▶ Directions
Each line below should be quoted exactly, please.

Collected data
__________
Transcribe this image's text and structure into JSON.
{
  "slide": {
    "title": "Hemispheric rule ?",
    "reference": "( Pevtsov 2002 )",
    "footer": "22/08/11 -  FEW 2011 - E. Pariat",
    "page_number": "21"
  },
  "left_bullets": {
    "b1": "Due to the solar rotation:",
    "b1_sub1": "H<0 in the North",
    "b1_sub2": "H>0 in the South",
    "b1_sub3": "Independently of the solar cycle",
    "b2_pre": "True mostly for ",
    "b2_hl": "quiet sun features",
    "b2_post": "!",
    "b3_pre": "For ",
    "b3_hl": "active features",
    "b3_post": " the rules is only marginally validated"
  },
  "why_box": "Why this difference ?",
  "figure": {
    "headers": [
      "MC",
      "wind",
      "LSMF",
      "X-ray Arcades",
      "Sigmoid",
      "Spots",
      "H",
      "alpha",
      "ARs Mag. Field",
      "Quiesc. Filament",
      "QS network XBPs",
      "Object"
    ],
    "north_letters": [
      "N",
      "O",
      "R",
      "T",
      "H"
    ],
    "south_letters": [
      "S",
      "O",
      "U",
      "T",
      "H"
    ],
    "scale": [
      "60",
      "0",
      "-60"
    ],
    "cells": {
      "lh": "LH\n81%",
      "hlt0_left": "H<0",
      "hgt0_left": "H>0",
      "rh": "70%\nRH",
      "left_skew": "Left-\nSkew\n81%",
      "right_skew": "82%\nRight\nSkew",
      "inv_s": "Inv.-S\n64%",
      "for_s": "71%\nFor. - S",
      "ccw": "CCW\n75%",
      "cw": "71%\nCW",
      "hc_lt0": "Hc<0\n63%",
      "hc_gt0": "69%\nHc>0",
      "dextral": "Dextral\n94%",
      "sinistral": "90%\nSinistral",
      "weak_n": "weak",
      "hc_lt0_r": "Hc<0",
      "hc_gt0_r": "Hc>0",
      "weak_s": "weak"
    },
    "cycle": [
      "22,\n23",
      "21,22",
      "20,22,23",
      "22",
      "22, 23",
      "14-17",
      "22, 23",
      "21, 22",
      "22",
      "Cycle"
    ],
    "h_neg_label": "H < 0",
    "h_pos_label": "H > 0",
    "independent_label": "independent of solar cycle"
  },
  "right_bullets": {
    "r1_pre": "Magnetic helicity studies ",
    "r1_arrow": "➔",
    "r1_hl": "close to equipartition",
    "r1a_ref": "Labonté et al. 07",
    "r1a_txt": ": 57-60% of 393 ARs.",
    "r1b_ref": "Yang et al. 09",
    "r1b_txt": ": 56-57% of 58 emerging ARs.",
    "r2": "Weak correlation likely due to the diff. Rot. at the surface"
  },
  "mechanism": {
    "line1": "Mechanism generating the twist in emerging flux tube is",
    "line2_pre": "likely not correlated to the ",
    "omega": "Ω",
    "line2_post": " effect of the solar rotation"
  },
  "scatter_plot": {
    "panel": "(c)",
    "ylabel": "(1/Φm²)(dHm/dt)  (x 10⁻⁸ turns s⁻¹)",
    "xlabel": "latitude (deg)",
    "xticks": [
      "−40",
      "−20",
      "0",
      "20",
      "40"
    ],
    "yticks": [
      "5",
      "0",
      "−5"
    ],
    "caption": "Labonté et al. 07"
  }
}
__________
▶ Finished exercise
Transcribe this image's text and structure into JSON.
{
  "slide": {
    "title": "Hemispheric rule ?",
    "reference": "( Pevtsov 2002 )",
    "footer": "22/08/11 -  FEW 2011 - E. Pariat",
    "page_number": "21"
  },
  "left_bullets": {
    "b1": "Due to the solar rotation:",
    "b1_sub1": "H<0 in the North",
    "b1_sub2": "H>0 in the South",
    "b1_sub3": "Independently of the solar cycle",
    "b2_pre": "True mostly for ",
    "b2_hl": "quiet sun features",
    "b2_post": "!",
    "b3_pre": "For ",
    "b3_hl": "active features",
    "b3_post": " the rules is only marginally validated"
  },
  "why_box": "Why this difference ?",
  "figure": {
    "headers": [
      "MC",
      "wind",
      "LSMF",
      "X-ray Arcades",
      "Sigmoid",
      "Spots",
      "H",
      "alpha",
      "ARs Mag. Field",
      "Quiesc. Filament",
      "QS network XBPs",
      "Object"
    ],
    "north_letters": [
      "N",
      "O",
      "R",
      "T",
      "H"
    ],
    "south_letters": [
      "S",
      "O",
      "U",
      "T",
      "H"
    ],
    "scale": [
      "60",
      "0",
      "-60"
    ],
    "cells": {
      "lh": "LH\n81%",
      "hlt0_left": "H<0",
      "hgt0_left": "H>0",
      "rh": "70%\nRH",
      "left_skew": "Left-\nSkew\n81%",
      "right_skew": "82%\nRight\nSkew",
      "inv_s": "Inv.-S\n64%",
      "for_s": "71%\nFor. - S",
      "ccw": "CCW\n75%",
      "cw": "71%\nCW",
      "hc_lt0": "Hc<0\n63%",
      "hc_gt0": "69%\nHc>0",
      "dextral": "Dextral\n94%",
      "sinistral": "90%\nSinistral",
      "weak_n": "weak",
      "hc_lt0_r": "Hc<0",
      "hc_gt0_r": "Hc>0",
      "weak_s": "weak"
    },
    "cycle": [
      "22,\n23",
      "21,22",
      "20,22,23",
      "22",
      "22, 23",
      "14-17",
      "22, 23",
      "21, 22",
      "22",
      "Cycle"
    ],
    "h_neg_label": "H < 0",
    "h_pos_label": "H > 0",
    "independent_label": "independent of solar cycle"
  },
  "right_bullets": {
    "r1_pre": "Magnetic helicity studies ",
    "r1_arrow": "➔",
    "r1_hl": "close to equipartition",
    "r1a_ref": "Labonté et al. 07",
    "r1a_txt": ": 57-60% of 393 ARs.",
    "r1b_ref": "Yang et al. 09",
    "r1b_txt": ": 56-57% of 58 emerging ARs.",
    "r2": "Weak correlation likely due to the diff. Rot. at the surface"
  },
  "mechanism": {
    "line1": "Mechanism generating the twist in emerging flux tube is",
    "line2_pre": "likely not correlated to the ",
    "omega": "Ω",
    "line2_post": " effect of the solar rotation"
  },
  "scatter_plot": {
    "panel": "(c)",
    "ylabel": "(1/Φm²)(dHm/dt)  (x 10⁻⁸ turns s⁻¹)",
    "xlabel": "latitude (deg)",
    "xticks": [
      "−40",
      "−20",
      "0",
      "20",
      "40"
    ],
    "yticks": [
      "5",
      "0",
      "−5"
    ],
    "caption": "Labonté et al. 07"
  }
}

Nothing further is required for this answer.